Go through the listing and return every line with "Manual" in it.

--- start TASK INPUT ---

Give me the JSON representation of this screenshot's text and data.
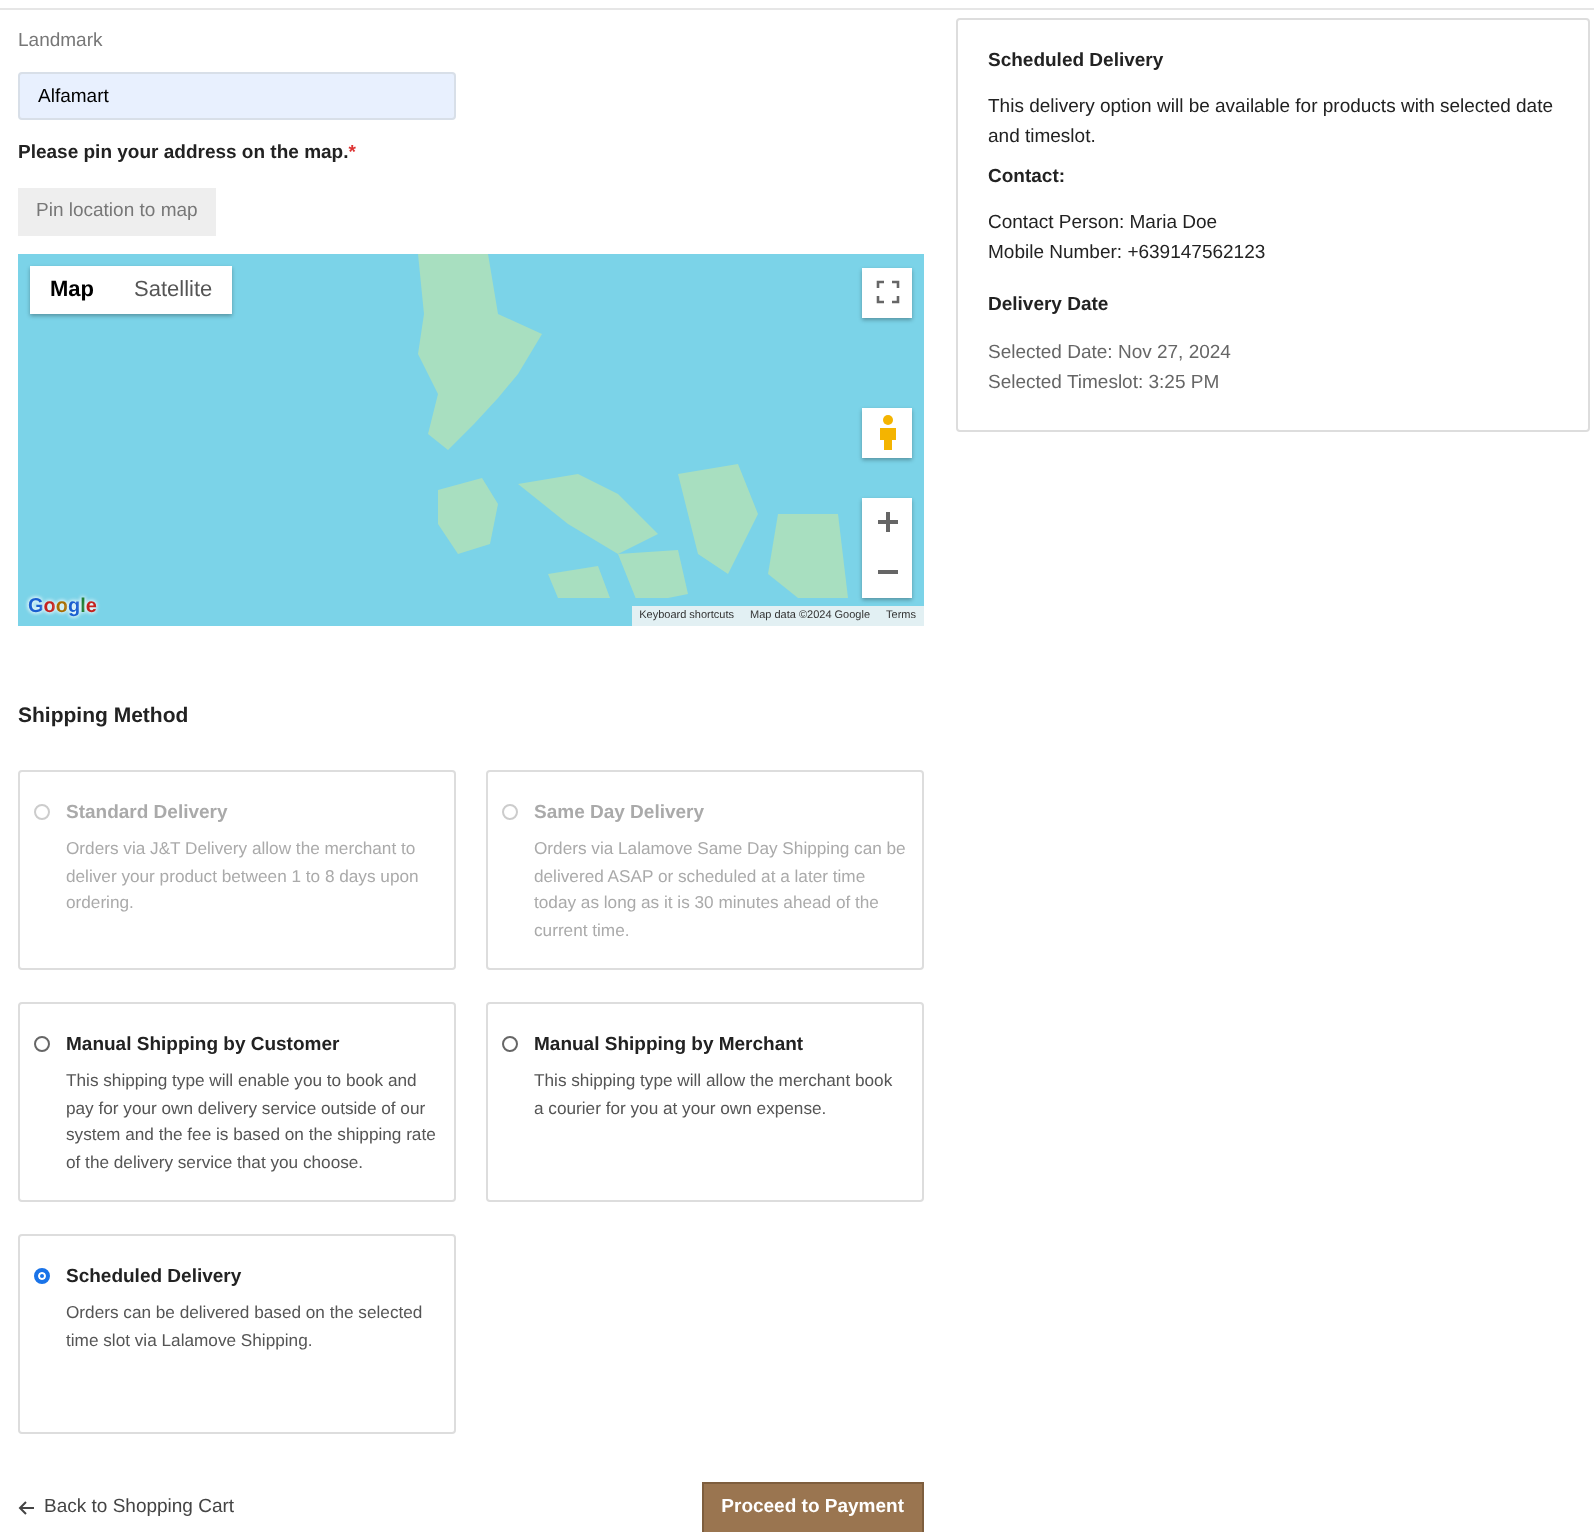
{
  "landmark": {
    "label": "Landmark",
    "value": "Alfamart"
  },
  "pin": {
    "prompt": "Please pin your address on the map.",
    "required_mark": "*",
    "button": "Pin location to map"
  },
  "map": {
    "map_types": [
      {
        "label": "Map",
        "selected": true
      },
      {
        "label": "Satellite",
        "selected": false
      }
    ],
    "logo": "Google",
    "footer": [
      "Keyboard shortcuts",
      "Map data ©2024 Google",
      "Terms"
    ]
  },
  "shipping": {
    "title": "Shipping Method",
    "options": [
      {
        "title": "Standard Delivery",
        "description": "Orders via J&T Delivery allow the merchant to deliver your product between 1 to 8 days upon ordering.",
        "disabled": true,
        "selected": false
      },
      {
        "title": "Same Day Delivery",
        "description": "Orders via Lalamove Same Day Shipping can be delivered ASAP or scheduled at a later time today as long as it is 30 minutes ahead of the current time.",
        "disabled": true,
        "selected": false
      },
      {
        "title": "Manual Shipping by Customer",
        "description": "This shipping type will enable you to book and pay for your own delivery service outside of our system and the fee is based on the shipping rate of the delivery service that you choose.",
        "disabled": false,
        "selected": false
      },
      {
        "title": "Manual Shipping by Merchant",
        "description": "This shipping type will allow the merchant book a courier for you at your own expense.",
        "disabled": false,
        "selected": false
      },
      {
        "title": "Scheduled Delivery",
        "description": "Orders can be delivered based on the selected time slot via Lalamove Shipping.",
        "disabled": false,
        "selected": true
      }
    ]
  },
  "footer": {
    "back_link": "Back to Shopping Cart",
    "proceed_button": "Proceed to Payment"
  },
  "summary": {
    "title": "Scheduled Delivery",
    "description": "This delivery option will be available for products with selected date and timeslot.",
    "contact_title": "Contact:",
    "contact_lines": [
      "Contact Person: Maria Doe",
      "Mobile Number: +639147562123"
    ],
    "date_title": "Delivery Date",
    "date_lines": [
      "Selected Date: Nov 27, 2024",
      "Selected Timeslot: 3:25 PM"
    ]
  }
}
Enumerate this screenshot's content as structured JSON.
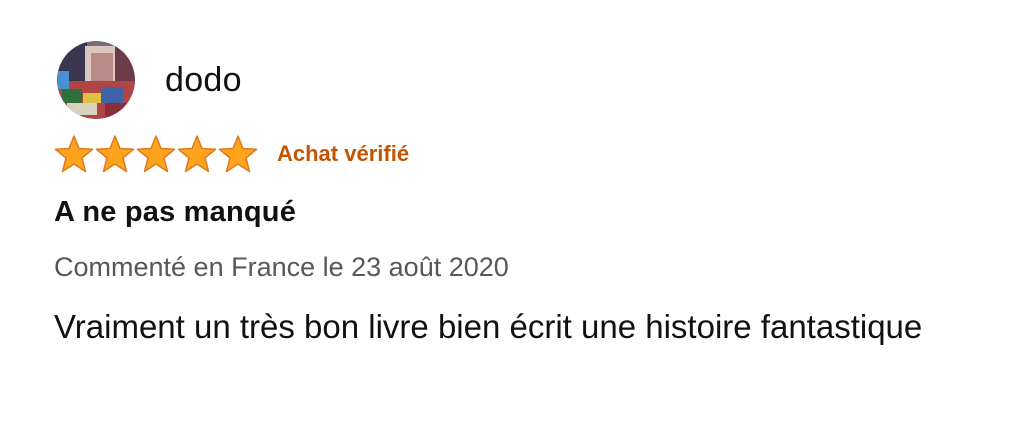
{
  "review": {
    "author": "dodo",
    "rating": 5,
    "rating_max": 5,
    "verified_label": "Achat vérifié",
    "title": "A ne pas manqué",
    "meta": "Commenté en France le 23 août 2020",
    "body": "Vraiment un très bon livre bien écrit une histoire fantastique"
  },
  "colors": {
    "star_fill": "#FFA41C",
    "star_stroke": "#DE7921",
    "verified": "#C45500",
    "meta": "#565959",
    "text": "#111111"
  },
  "icons": {
    "avatar": "avatar-photo",
    "star": "star-icon"
  }
}
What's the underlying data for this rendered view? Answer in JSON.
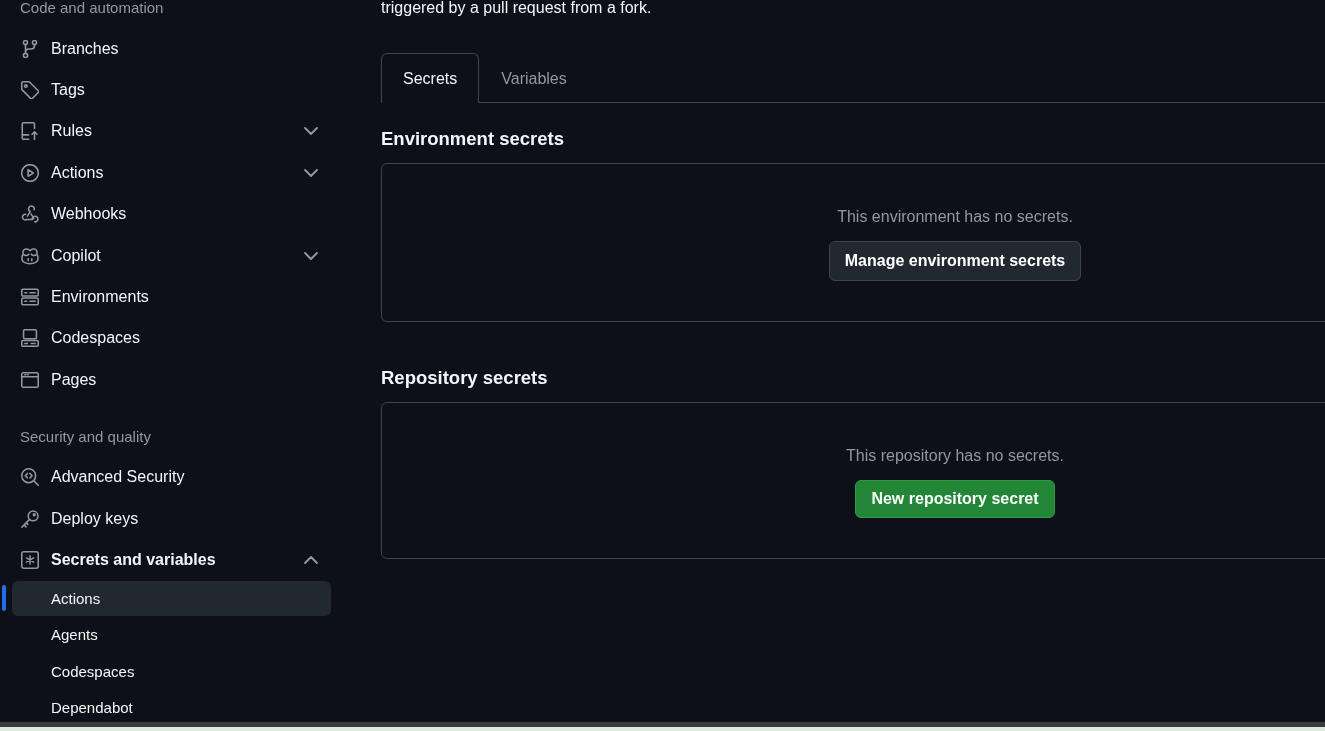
{
  "sidebar": {
    "sections": [
      {
        "heading": "Code and automation",
        "items": [
          {
            "label": "Branches",
            "kind": "link"
          },
          {
            "label": "Tags",
            "kind": "link"
          },
          {
            "label": "Rules",
            "kind": "group",
            "expanded": false
          },
          {
            "label": "Actions",
            "kind": "group",
            "expanded": false
          },
          {
            "label": "Webhooks",
            "kind": "link"
          },
          {
            "label": "Copilot",
            "kind": "group",
            "expanded": false
          },
          {
            "label": "Environments",
            "kind": "link"
          },
          {
            "label": "Codespaces",
            "kind": "link"
          },
          {
            "label": "Pages",
            "kind": "link"
          }
        ]
      },
      {
        "heading": "Security and quality",
        "items": [
          {
            "label": "Advanced Security",
            "kind": "link"
          },
          {
            "label": "Deploy keys",
            "kind": "link"
          },
          {
            "label": "Secrets and variables",
            "kind": "group",
            "expanded": true,
            "children": [
              {
                "label": "Actions",
                "selected": true
              },
              {
                "label": "Agents",
                "selected": false
              },
              {
                "label": "Codespaces",
                "selected": false
              },
              {
                "label": "Dependabot",
                "selected": false
              }
            ]
          }
        ]
      }
    ]
  },
  "description": "triggered by a pull request from a fork.",
  "tabs": [
    {
      "label": "Secrets",
      "selected": true
    },
    {
      "label": "Variables",
      "selected": false
    }
  ],
  "secret_groups": [
    {
      "heading": "Environment secrets",
      "empty_message": "This environment has no secrets.",
      "button": {
        "label": "Manage environment secrets",
        "kind": "secondary"
      }
    },
    {
      "heading": "Repository secrets",
      "empty_message": "This repository has no secrets.",
      "button": {
        "label": "New repository secret",
        "kind": "primary"
      }
    }
  ]
}
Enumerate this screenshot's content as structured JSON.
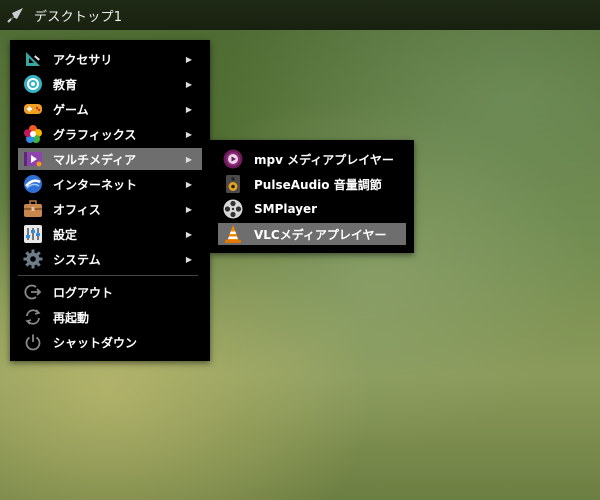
{
  "topbar": {
    "title": "デスクトップ1",
    "launcher_icon": "rocket-icon"
  },
  "main_menu": {
    "items": [
      {
        "label": "アクセサリ",
        "icon": "accessories-icon",
        "submenu": true
      },
      {
        "label": "教育",
        "icon": "education-icon",
        "submenu": true
      },
      {
        "label": "ゲーム",
        "icon": "gamepad-icon",
        "submenu": true
      },
      {
        "label": "グラフィックス",
        "icon": "graphics-icon",
        "submenu": true
      },
      {
        "label": "マルチメディア",
        "icon": "multimedia-icon",
        "submenu": true,
        "highlighted": true
      },
      {
        "label": "インターネット",
        "icon": "internet-icon",
        "submenu": true
      },
      {
        "label": "オフィス",
        "icon": "briefcase-icon",
        "submenu": true
      },
      {
        "label": "設定",
        "icon": "settings-icon",
        "submenu": true
      },
      {
        "label": "システム",
        "icon": "gear-icon",
        "submenu": true
      }
    ],
    "session": [
      {
        "label": "ログアウト",
        "icon": "logout-icon"
      },
      {
        "label": "再起動",
        "icon": "restart-icon"
      },
      {
        "label": "シャットダウン",
        "icon": "power-icon"
      }
    ],
    "arrow": "▶"
  },
  "sub_menu": {
    "items": [
      {
        "label": "mpv メディアプレイヤー",
        "icon": "mpv-icon"
      },
      {
        "label": "PulseAudio 音量調節",
        "icon": "speaker-icon"
      },
      {
        "label": "SMPlayer",
        "icon": "smplayer-icon"
      },
      {
        "label": "VLCメディアプレイヤー",
        "icon": "vlc-cone-icon",
        "highlighted": true
      }
    ]
  },
  "colors": {
    "menu_bg": "#000000",
    "highlight_bg": "#6e6e6e",
    "topbar_bg": "#1c2614"
  }
}
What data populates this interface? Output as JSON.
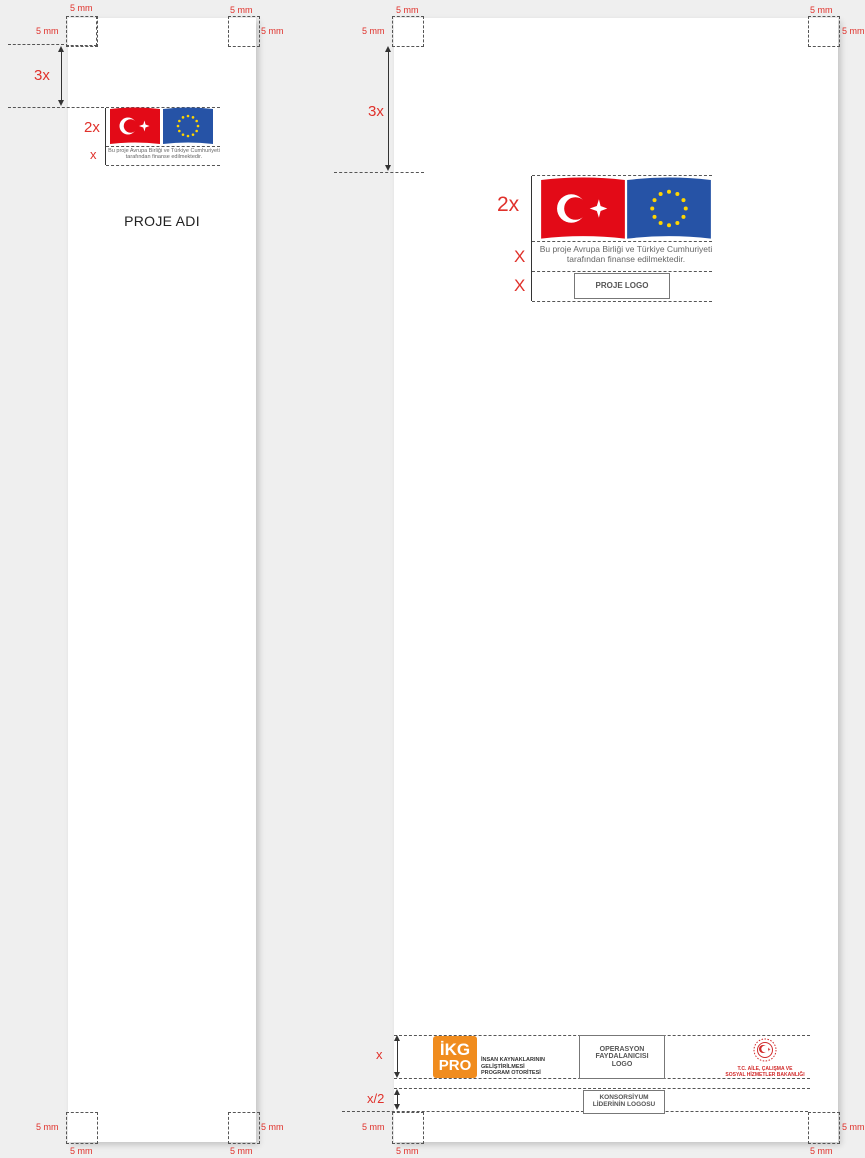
{
  "measurements": {
    "margin": "5 mm",
    "three_x": "3x",
    "two_x_small": "2x",
    "x_small": "x",
    "two_x_large": "2x",
    "x_large_a": "X",
    "x_large_b": "X",
    "x_footer": "x",
    "x_half": "x/2"
  },
  "left_panel": {
    "caption_line1": "Bu proje Avrupa Birliği ve Türkiye Cumhuriyeti",
    "caption_line2": "tarafından finanse edilmektedir.",
    "project_name": "PROJE ADI"
  },
  "right_panel": {
    "caption_line1": "Bu proje Avrupa Birliği ve Türkiye Cumhuriyeti",
    "caption_line2": "tarafından finanse edilmektedir.",
    "project_logo": "PROJE LOGO"
  },
  "footer": {
    "ikg_line1": "İKG",
    "ikg_line2": "PRO",
    "ikg_text_line1": "İNSAN KAYNAKLARININ",
    "ikg_text_line2": "GELİŞTİRİLMESİ",
    "ikg_text_line3": "PROGRAM OTORİTESİ",
    "operasyon_line1": "OPERASYON",
    "operasyon_line2": "FAYDALANICISI",
    "operasyon_line3": "LOGO",
    "konsorsiyum_line1": "KONSORSİYUM",
    "konsorsiyum_line2": "LİDERİNİN LOGOSU",
    "ministry_line1": "T.C. AİLE, ÇALIŞMA VE",
    "ministry_line2": "SOSYAL HİZMETLER BAKANLIĞI"
  },
  "colors": {
    "accent_red": "#e0312b",
    "turkey_red": "#e30a17",
    "eu_blue": "#2653a6",
    "eu_star": "#ffd500",
    "ikg_orange": "#f08c1e"
  }
}
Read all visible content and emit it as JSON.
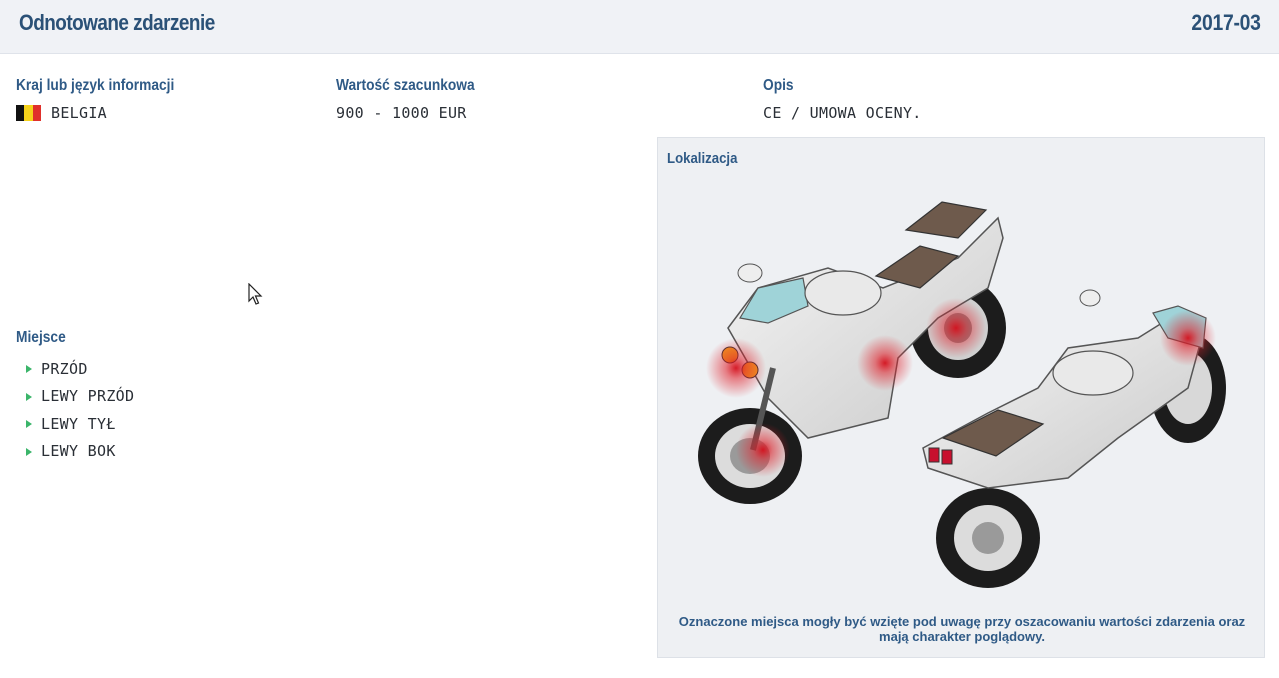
{
  "header": {
    "title": "Odnotowane zdarzenie",
    "date": "2017-03"
  },
  "country": {
    "label": "Kraj lub język informacji",
    "value": "BELGIA",
    "flag_colors": [
      "#111111",
      "#f5d21b",
      "#e0302b"
    ]
  },
  "estimate": {
    "label": "Wartość szacunkowa",
    "value": "900 - 1000 EUR"
  },
  "description": {
    "label": "Opis",
    "value": "CE / UMOWA OCENY."
  },
  "place": {
    "label": "Miejsce",
    "items": [
      "PRZÓD",
      "LEWY PRZÓD",
      "LEWY TYŁ",
      "LEWY BOK"
    ]
  },
  "location": {
    "label": "Lokalizacja",
    "note": "Oznaczone miejsca mogły być wzięte pod uwagę przy oszacowaniu wartości zdarzenia oraz mają charakter poglądowy."
  },
  "colors": {
    "accent": "#2f5a86",
    "bullet": "#3bb56a",
    "damage_marker": "#e0202a"
  }
}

--- end TASK INPUT ---

EXERCISE RESULT:
        "title": "Manual Shipping by Customer",
        "title": "Manual Shipping by Merchant",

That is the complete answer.